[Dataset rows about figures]
* start *
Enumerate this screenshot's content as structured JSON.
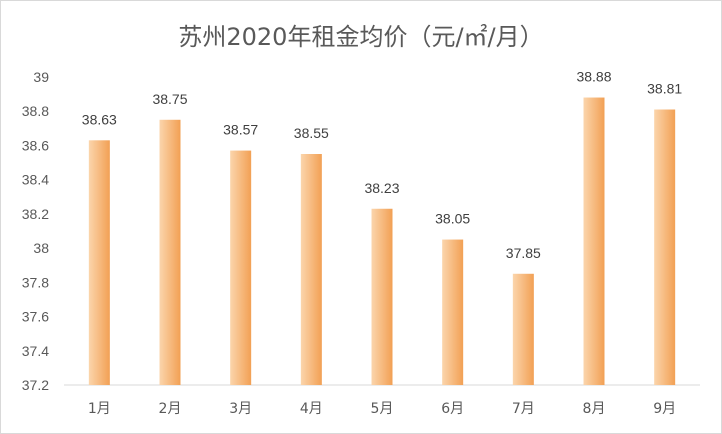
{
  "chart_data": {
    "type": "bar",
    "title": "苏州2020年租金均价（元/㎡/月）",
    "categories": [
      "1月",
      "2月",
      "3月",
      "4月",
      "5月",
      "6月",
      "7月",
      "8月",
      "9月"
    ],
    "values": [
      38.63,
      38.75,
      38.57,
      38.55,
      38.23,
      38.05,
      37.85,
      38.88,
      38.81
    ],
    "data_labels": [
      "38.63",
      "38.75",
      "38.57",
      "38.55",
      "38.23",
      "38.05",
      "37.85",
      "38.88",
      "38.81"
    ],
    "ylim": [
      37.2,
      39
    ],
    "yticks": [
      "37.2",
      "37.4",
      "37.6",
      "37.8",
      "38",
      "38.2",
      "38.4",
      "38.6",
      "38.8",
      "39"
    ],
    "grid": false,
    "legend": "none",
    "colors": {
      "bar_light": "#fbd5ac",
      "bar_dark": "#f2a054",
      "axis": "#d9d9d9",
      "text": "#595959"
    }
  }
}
* end *
* start *
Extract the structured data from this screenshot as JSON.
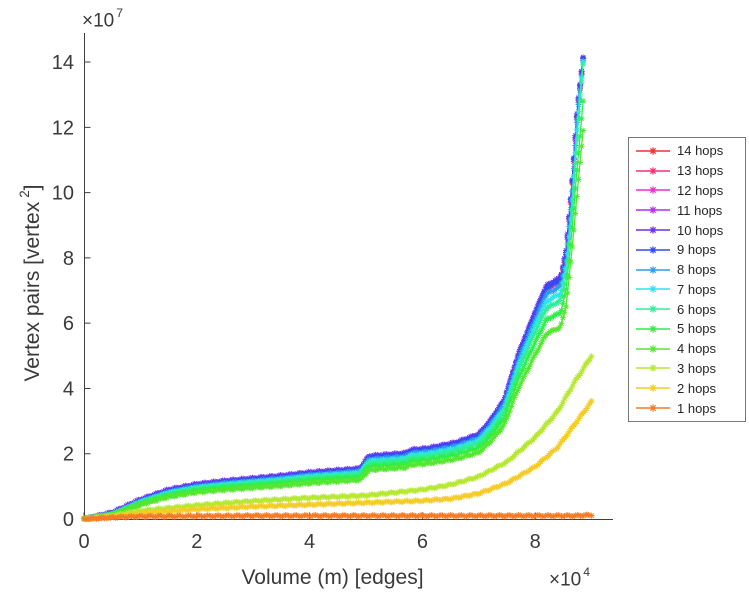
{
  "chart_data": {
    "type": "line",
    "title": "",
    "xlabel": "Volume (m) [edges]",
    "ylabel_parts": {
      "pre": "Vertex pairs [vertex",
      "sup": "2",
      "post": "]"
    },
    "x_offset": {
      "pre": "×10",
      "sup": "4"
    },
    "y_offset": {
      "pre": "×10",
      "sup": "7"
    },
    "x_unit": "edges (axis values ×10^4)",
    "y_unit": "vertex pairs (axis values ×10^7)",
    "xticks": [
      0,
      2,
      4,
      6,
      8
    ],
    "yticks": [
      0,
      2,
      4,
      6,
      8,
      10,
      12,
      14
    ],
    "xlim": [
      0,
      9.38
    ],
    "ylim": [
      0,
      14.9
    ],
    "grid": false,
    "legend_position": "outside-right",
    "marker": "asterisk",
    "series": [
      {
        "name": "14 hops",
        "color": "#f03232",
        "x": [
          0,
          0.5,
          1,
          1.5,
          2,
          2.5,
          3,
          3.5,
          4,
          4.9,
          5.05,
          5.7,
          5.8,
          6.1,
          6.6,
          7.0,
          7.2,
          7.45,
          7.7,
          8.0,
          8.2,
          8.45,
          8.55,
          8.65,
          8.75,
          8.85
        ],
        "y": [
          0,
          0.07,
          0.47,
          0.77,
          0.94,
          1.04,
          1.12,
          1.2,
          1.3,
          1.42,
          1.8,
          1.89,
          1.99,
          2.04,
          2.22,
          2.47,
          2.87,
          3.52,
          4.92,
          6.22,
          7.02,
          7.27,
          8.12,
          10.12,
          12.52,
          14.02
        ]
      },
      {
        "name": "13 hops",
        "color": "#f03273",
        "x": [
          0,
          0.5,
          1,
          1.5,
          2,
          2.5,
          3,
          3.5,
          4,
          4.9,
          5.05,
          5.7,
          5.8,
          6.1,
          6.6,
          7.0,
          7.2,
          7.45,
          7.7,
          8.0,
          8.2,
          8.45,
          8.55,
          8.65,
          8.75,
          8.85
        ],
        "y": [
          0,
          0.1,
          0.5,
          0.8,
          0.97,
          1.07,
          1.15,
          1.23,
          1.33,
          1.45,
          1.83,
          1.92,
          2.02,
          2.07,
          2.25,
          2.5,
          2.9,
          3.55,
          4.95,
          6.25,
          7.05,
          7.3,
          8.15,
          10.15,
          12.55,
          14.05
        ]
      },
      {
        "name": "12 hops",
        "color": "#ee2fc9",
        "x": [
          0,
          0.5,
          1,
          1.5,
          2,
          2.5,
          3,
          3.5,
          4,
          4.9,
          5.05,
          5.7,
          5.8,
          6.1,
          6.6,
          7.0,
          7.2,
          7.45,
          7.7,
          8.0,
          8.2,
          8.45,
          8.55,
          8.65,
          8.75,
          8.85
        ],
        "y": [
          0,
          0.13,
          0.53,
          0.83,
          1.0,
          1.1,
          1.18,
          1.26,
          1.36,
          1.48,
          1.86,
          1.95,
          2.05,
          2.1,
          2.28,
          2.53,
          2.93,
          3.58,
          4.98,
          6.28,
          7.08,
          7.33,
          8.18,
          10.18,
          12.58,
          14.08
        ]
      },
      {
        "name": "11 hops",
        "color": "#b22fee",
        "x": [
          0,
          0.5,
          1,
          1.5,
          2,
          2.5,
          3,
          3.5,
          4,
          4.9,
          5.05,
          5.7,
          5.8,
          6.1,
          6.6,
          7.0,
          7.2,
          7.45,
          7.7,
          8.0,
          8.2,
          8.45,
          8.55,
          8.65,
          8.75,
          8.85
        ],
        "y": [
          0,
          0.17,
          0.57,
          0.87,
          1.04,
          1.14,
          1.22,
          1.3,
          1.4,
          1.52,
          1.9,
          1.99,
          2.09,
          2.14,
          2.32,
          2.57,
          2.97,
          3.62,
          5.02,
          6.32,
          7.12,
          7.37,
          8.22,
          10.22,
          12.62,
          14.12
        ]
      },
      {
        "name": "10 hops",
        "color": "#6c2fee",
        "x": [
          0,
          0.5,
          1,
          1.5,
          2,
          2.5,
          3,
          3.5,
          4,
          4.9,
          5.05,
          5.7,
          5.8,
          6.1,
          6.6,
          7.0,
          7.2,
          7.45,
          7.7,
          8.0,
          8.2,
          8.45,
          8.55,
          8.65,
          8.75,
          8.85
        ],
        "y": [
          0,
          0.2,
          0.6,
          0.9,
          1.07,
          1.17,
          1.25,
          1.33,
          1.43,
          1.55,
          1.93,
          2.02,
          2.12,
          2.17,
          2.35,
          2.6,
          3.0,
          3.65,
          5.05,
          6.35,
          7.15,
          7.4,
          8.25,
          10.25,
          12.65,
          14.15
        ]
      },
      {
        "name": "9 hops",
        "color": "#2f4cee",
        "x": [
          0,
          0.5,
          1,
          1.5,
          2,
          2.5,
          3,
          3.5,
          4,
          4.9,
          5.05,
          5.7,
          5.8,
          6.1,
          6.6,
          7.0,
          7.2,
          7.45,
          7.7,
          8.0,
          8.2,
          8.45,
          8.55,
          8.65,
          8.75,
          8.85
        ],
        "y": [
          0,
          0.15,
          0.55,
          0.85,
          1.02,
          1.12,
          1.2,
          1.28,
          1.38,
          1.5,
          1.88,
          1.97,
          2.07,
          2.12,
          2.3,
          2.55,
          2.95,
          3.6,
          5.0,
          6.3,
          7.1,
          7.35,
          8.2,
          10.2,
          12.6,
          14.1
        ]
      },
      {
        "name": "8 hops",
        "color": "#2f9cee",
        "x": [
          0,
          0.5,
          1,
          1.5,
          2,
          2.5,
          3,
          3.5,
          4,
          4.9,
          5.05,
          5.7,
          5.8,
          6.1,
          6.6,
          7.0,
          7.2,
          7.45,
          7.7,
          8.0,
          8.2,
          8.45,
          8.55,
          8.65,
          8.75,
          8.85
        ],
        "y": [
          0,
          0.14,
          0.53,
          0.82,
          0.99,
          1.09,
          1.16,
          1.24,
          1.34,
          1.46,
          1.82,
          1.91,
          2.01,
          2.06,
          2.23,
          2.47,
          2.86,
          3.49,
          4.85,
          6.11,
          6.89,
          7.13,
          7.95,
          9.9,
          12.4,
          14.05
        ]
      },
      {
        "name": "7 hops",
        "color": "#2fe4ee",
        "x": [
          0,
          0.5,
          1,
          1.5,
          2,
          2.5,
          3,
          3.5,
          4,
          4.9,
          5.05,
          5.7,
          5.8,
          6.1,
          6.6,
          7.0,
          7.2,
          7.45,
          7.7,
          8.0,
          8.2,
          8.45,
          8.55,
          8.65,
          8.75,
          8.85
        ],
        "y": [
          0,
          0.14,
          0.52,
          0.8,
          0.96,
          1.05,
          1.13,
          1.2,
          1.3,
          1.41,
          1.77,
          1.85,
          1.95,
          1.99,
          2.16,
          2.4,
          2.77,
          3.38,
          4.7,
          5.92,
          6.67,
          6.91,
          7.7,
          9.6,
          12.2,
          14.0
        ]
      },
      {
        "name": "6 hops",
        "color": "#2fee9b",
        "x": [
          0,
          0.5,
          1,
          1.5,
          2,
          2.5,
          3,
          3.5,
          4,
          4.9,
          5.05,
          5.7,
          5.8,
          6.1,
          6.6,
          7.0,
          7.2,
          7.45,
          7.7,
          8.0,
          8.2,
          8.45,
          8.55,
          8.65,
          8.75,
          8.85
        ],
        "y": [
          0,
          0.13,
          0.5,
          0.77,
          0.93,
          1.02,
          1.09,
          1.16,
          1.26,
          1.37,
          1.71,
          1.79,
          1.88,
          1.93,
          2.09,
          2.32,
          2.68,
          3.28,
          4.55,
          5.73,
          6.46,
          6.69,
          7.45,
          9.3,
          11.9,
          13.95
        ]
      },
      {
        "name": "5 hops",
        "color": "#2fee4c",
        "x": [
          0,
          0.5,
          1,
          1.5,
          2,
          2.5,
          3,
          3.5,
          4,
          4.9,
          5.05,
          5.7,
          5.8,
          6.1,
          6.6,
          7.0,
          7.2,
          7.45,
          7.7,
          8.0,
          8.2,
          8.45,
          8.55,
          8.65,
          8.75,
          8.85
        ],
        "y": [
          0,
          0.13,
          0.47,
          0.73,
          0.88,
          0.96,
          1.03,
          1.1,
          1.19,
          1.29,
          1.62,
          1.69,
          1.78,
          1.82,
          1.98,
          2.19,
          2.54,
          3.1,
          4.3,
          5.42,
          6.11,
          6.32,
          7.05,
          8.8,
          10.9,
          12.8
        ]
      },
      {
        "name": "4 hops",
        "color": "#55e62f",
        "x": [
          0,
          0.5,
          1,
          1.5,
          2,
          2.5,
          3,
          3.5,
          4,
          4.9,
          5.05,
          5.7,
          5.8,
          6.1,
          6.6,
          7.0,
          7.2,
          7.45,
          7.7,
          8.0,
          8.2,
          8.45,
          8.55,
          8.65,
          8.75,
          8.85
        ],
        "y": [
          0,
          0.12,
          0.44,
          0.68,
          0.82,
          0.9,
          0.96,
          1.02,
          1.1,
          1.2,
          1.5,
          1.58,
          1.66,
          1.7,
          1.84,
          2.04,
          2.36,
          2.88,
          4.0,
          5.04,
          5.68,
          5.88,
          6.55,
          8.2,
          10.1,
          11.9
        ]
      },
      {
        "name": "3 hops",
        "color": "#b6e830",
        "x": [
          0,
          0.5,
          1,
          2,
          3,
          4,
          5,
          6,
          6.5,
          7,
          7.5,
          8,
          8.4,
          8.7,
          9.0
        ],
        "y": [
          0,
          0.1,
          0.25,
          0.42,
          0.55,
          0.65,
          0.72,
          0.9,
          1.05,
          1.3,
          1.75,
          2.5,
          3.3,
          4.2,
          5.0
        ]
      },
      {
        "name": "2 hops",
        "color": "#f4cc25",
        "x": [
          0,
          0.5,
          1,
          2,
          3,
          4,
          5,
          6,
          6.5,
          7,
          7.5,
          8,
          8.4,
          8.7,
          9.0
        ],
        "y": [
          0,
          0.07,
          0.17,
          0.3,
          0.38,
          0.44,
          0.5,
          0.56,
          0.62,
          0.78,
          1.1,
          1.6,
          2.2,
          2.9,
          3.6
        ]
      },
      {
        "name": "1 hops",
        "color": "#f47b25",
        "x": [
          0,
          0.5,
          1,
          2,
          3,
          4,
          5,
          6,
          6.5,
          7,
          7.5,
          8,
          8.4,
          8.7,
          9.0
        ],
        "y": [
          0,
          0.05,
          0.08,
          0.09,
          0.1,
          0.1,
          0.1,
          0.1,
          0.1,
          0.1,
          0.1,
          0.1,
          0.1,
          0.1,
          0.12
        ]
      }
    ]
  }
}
* end *
* start *
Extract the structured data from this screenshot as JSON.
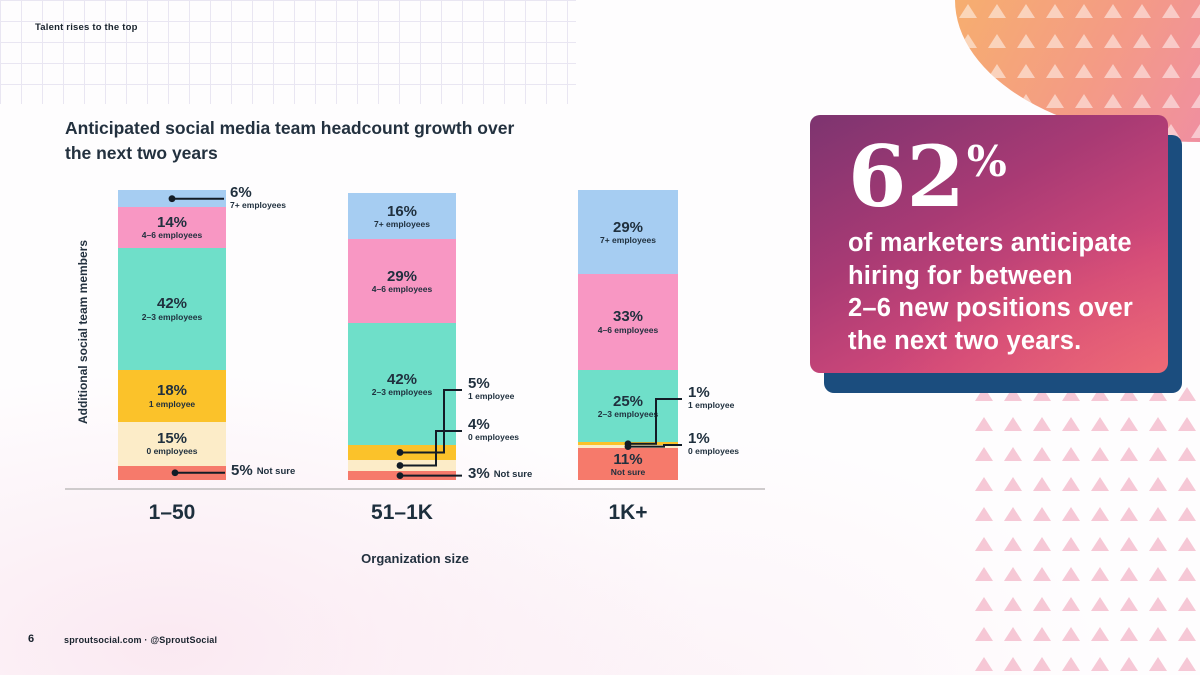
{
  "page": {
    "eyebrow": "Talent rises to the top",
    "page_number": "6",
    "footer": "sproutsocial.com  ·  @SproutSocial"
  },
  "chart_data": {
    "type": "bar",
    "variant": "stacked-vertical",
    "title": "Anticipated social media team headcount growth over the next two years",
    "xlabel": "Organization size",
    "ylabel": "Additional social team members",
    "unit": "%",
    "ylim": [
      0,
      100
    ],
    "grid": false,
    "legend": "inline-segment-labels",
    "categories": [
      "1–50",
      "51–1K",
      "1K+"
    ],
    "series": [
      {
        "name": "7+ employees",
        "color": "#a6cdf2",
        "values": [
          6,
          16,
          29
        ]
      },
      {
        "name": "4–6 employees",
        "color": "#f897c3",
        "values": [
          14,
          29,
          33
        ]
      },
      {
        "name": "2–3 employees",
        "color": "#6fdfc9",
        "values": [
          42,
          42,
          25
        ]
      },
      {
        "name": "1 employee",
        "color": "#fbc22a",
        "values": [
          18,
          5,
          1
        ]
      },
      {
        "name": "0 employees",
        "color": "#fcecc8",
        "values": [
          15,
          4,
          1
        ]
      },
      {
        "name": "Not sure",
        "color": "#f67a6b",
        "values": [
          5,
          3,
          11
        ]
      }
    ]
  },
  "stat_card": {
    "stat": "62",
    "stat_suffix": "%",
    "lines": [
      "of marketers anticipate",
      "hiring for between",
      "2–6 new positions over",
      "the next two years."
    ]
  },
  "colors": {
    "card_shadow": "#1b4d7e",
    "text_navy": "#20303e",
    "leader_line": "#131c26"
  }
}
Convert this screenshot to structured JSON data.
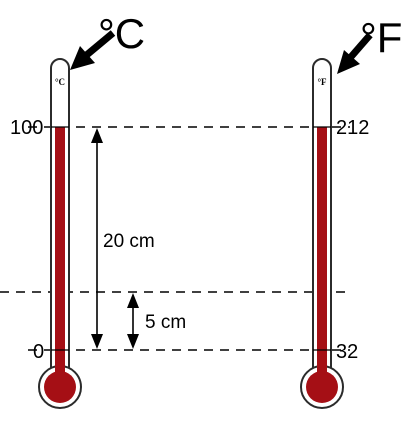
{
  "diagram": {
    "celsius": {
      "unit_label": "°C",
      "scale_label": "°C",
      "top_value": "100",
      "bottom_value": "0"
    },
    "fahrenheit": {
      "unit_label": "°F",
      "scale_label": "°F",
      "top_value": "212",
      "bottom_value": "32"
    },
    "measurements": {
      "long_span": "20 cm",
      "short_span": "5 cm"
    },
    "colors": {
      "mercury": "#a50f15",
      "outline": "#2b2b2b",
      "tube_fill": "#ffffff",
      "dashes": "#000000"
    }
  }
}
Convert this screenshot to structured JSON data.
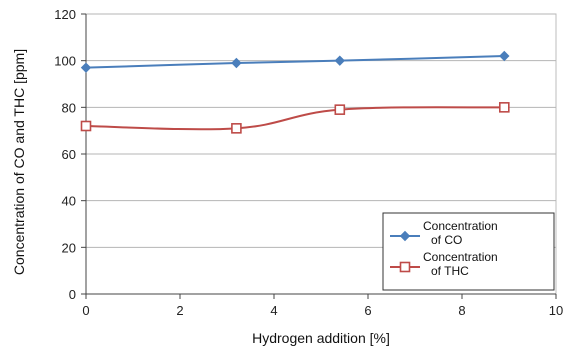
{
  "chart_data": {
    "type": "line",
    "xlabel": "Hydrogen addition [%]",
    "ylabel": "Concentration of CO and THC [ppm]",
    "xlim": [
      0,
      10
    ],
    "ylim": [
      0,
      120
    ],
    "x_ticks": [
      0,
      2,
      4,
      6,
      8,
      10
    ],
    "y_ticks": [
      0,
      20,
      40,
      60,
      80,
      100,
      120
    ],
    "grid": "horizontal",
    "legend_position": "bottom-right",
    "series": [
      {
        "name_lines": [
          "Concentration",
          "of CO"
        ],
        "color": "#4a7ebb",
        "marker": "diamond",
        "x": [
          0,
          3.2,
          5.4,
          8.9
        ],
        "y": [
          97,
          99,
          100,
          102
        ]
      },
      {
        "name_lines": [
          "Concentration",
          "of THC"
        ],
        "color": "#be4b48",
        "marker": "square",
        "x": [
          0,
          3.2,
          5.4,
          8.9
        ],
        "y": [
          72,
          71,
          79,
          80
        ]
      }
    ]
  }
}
* end *
Each line that contains the string "right" counts once; say how many there are and nothing else.

2